**Items listed in a dataset**
-------------------------

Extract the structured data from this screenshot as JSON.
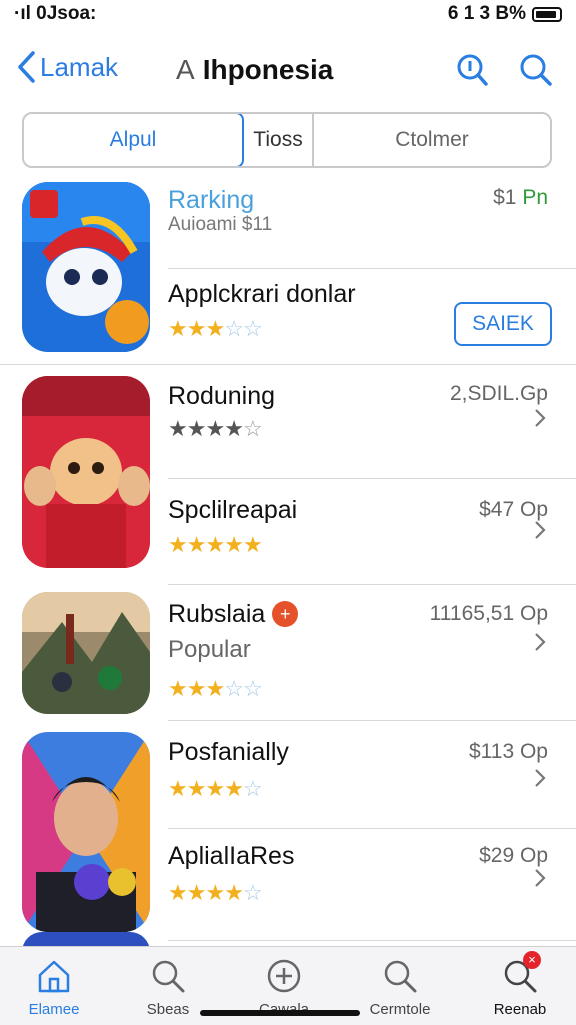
{
  "status": {
    "time": "·ıl 0Jsoa:",
    "right": "6 1 3 B%"
  },
  "nav": {
    "back_label": "Lamak",
    "title_prefix": "A",
    "title": "Ihponesia"
  },
  "segments": [
    "Alpul",
    "Tioss",
    "Ctolmer"
  ],
  "apps": [
    {
      "name": "Rarking",
      "subtitle": "Auioami $11",
      "price": "$1",
      "price_suffix": "Pn",
      "name2": "Applckrari donlar",
      "stars": 3,
      "action": "SAIEK"
    },
    {
      "name": "Roduning",
      "price": "2,SDIL.Gp",
      "stars": 4
    },
    {
      "name": "Spclilreapai",
      "price": "$47 Op",
      "stars": 4.5
    },
    {
      "name": "Rubslaia",
      "subtitle": "Popular",
      "price": "11165,51 Op",
      "stars": 3
    },
    {
      "name": "Posfanially",
      "price": "$113 Op",
      "stars": 3.5
    },
    {
      "name": "AplialIaRes",
      "price": "$29 Op",
      "stars": 4
    }
  ],
  "tabs": [
    "Elamee",
    "Sbeas",
    "Cawala",
    "Cermtole",
    "Reenab"
  ],
  "colors": {
    "accent": "#2a7de1",
    "star": "#f2b01e",
    "badge": "#e3252b"
  }
}
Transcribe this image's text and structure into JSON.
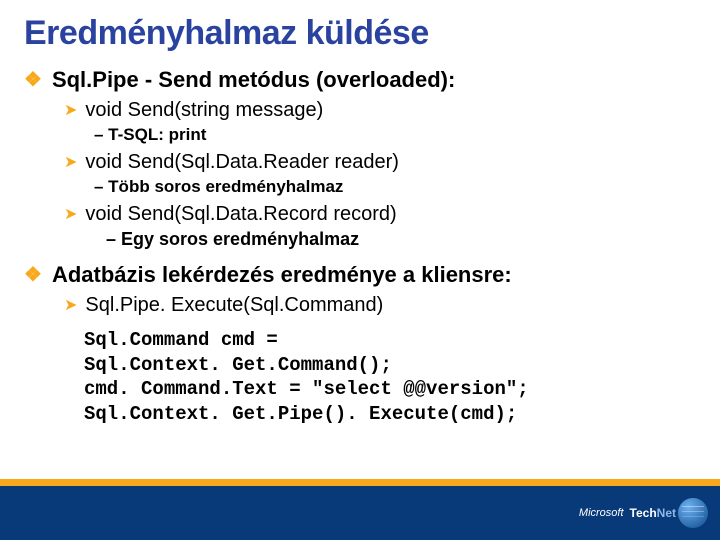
{
  "title": "Eredményhalmaz küldése",
  "items": [
    {
      "level": 1,
      "bullet": "❖",
      "text": "Sql.Pipe - Send metódus (overloaded):"
    },
    {
      "level": 2,
      "bullet": "➤",
      "text": "void Send(string message)"
    },
    {
      "level": 3,
      "text": "– T-SQL: print"
    },
    {
      "level": 2,
      "bullet": "➤",
      "text": "void Send(Sql.Data.Reader reader)"
    },
    {
      "level": 3,
      "text": "– Több soros eredményhalmaz"
    },
    {
      "level": 2,
      "bullet": "➤",
      "text": "void Send(Sql.Data.Record record)"
    },
    {
      "level": "3b",
      "text": "– Egy soros eredményhalmaz"
    },
    {
      "level": 1,
      "bullet": "❖",
      "text": "Adatbázis lekérdezés eredménye a kliensre:"
    },
    {
      "level": 2,
      "bullet": "➤",
      "text": "Sql.Pipe. Execute(Sql.Command)"
    }
  ],
  "code": "Sql.Command cmd =\nSql.Context. Get.Command();\ncmd. Command.Text = \"select @@version\";\nSql.Context. Get.Pipe(). Execute(cmd);",
  "footer": {
    "brand": "Microsoft",
    "logo_label_1": "Tech",
    "logo_label_2": "Net"
  }
}
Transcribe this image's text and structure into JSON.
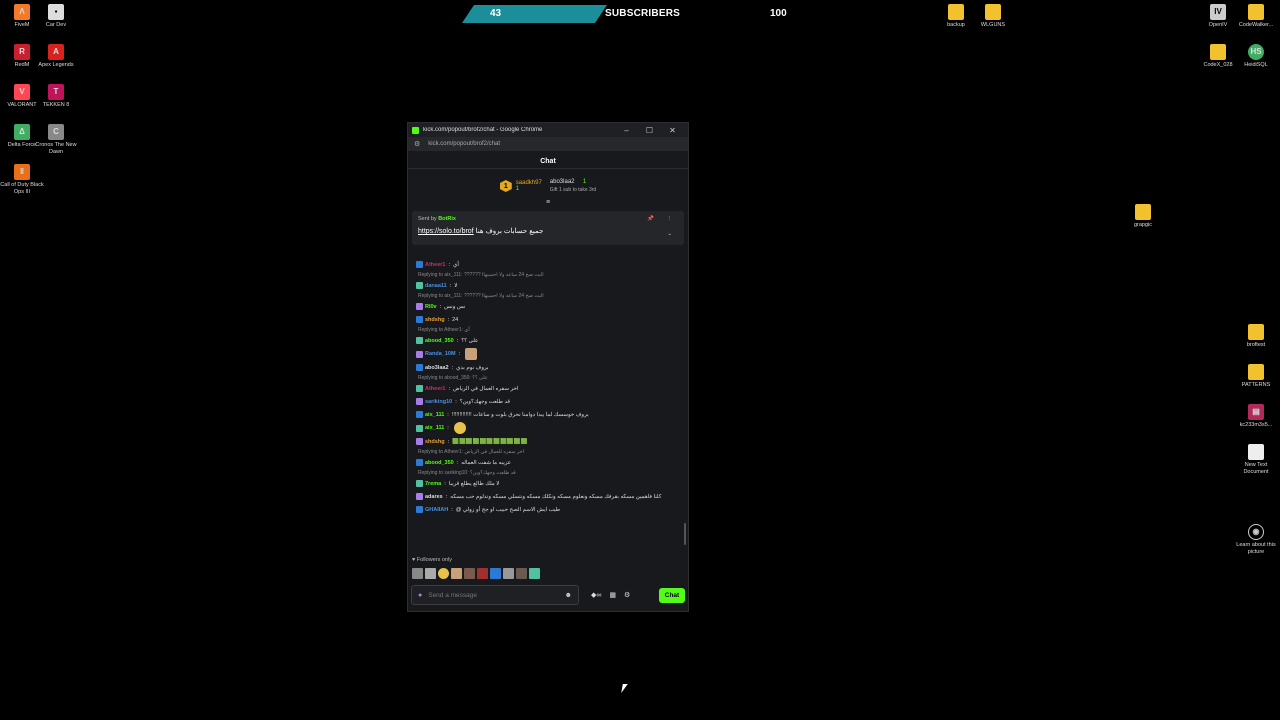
{
  "desktop_icons": [
    {
      "label": "FiveM",
      "icon": "fivem-icon",
      "color": "#f27a2b"
    },
    {
      "label": "Car Dev",
      "icon": "car-dev-icon",
      "color": "#dddddd"
    },
    {
      "label": "RedM",
      "icon": "redm-icon",
      "color": "#c8202f"
    },
    {
      "label": "Apex Legends",
      "icon": "apex-icon",
      "color": "#d6231e"
    },
    {
      "label": "VALORANT",
      "icon": "valorant-icon",
      "color": "#ff4655"
    },
    {
      "label": "TEKKEN 8",
      "icon": "tekken-icon",
      "color": "#c0145a"
    },
    {
      "label": "Delta Force",
      "icon": "delta-force-icon",
      "color": "#3fae63"
    },
    {
      "label": "Cronos The New Dawn",
      "icon": "cronos-icon",
      "color": "#888888"
    },
    {
      "label": "Call of Duty Black Ops III",
      "icon": "cod-icon",
      "color": "#e8701a"
    },
    {
      "label": "backup",
      "icon": "folder-icon"
    },
    {
      "label": "WLGUNS",
      "icon": "folder-icon"
    },
    {
      "label": "OpenIV",
      "icon": "openiv-icon",
      "color": "#cccccc"
    },
    {
      "label": "CodeWalker...",
      "icon": "folder-icon"
    },
    {
      "label": "CodeX_028",
      "icon": "folder-icon"
    },
    {
      "label": "HeidiSQL",
      "icon": "heidisql-icon",
      "color": "#3fae63"
    },
    {
      "label": "grapgic",
      "icon": "folder-icon"
    },
    {
      "label": "broftest",
      "icon": "folder-icon"
    },
    {
      "label": "PATTERNS",
      "icon": "folder-icon"
    },
    {
      "label": "kc233m3s5...",
      "icon": "archive-icon",
      "color": "#b02a5a"
    },
    {
      "label": "New Text Document",
      "icon": "text-document-icon"
    },
    {
      "label": "Learn about this picture",
      "icon": "camera-icon"
    }
  ],
  "overlay": {
    "count": "43",
    "label": "SUBSCRIBERS",
    "goal": "100",
    "progress": 0.43,
    "accent": "#1b8e99"
  },
  "window": {
    "title": "kick.com/popout/brof2/chat - Google Chrome",
    "url": "kick.com/popout/brof2/chat",
    "minimize": "–",
    "maximize": "☐",
    "close": "✕"
  },
  "chat": {
    "header": "Chat",
    "top_gifters": [
      {
        "rank": "1",
        "name": "saadkh97",
        "count": "1"
      },
      {
        "name": "abo3laa2",
        "count": "1",
        "hint": "Gift 1 sub to take 3rd"
      }
    ],
    "pinned": {
      "sent_by_prefix": "Sent by",
      "sender": "BotRix",
      "link": "https://solo.to/brof",
      "text": "جميع حسابات بروف هنا"
    },
    "messages": [
      {
        "reply": "",
        "user": "Atheer1",
        "user_color": "#e0245e",
        "text": "أي"
      },
      {
        "reply": "Replying to aix_111: ?????? البت صح 24 ساعه ولا احسبهاا",
        "user": "danaa11",
        "user_color": "#4a90e2",
        "text": "لا"
      },
      {
        "reply": "Replying to aix_111: ?????? البت صح 24 ساعه ولا احسبهاا",
        "user": "Rl0v",
        "user_color": "#53fc18",
        "text": "نس ونس"
      },
      {
        "reply": "",
        "user": "shdshg",
        "user_color": "#f0a030",
        "text": "24"
      },
      {
        "reply": "Replying to Atheer1: أي",
        "user": "abood_350",
        "user_color": "#53fc18",
        "text": "على ؟؟"
      },
      {
        "reply": "",
        "user": "Randa_10M",
        "user_color": "#4a90e2",
        "text": ""
      },
      {
        "reply": "",
        "user": "abo3laa2",
        "user_color": "#dddddd",
        "text": "بروف نوم بدي"
      },
      {
        "reply": "Replying to abood_350: على ؟؟",
        "user": "Atheer1",
        "user_color": "#e0245e",
        "text": "اخر سفره العمال في الرياض"
      },
      {
        "reply": "",
        "user": "sariking10",
        "user_color": "#4a90e2",
        "text": "قد طلعت وجهك؟وين؟"
      },
      {
        "reply": "",
        "user": "aix_111",
        "user_color": "#53fc18",
        "text": "!!!!!!!!!!!!! بروف خوسسك لما يبدا دوامنا نحرق بلوت و ساعات"
      },
      {
        "reply": "",
        "user": "aix_111",
        "user_color": "#53fc18",
        "text": ""
      },
      {
        "reply": "",
        "user": "shdshg",
        "user_color": "#f0a030",
        "text": "🟩🟩🟩🟩🟩🟩🟩🟩🟩🟩🟩"
      },
      {
        "reply": "Replying to Atheer1: اخر سفره للعمال في الرياض",
        "user": "abood_350",
        "user_color": "#53fc18",
        "text": "عزيبه ما شفت العماله"
      },
      {
        "reply": "Replying to sariking10: قد طلعت وجهك؟وين؟",
        "user": "7rema",
        "user_color": "#53fc18",
        "text": "لا ملك طالع يطلع قريبا"
      },
      {
        "reply": "",
        "user": "adares",
        "user_color": "#dddddd",
        "text": "كلنا فاهمين مسكه بقرفك مسكه ونعلوم مسكه ونكلك مسكه ونتسلي مسكه وندلوم حب مسكه"
      },
      {
        "reply": "",
        "user": "GHAIIAH",
        "user_color": "#4a90e2",
        "text": "@ طيب ايش الاسم الصح حبيب او جج أو زولي"
      }
    ],
    "followers_only": "Followers only",
    "input_placeholder": "Send a message",
    "send_label": "Chat"
  }
}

-------------------------

**Aim**
Determine the number of lines in the entries above where the string "popout" appears. Answer with the number alone.

**Final answer**
2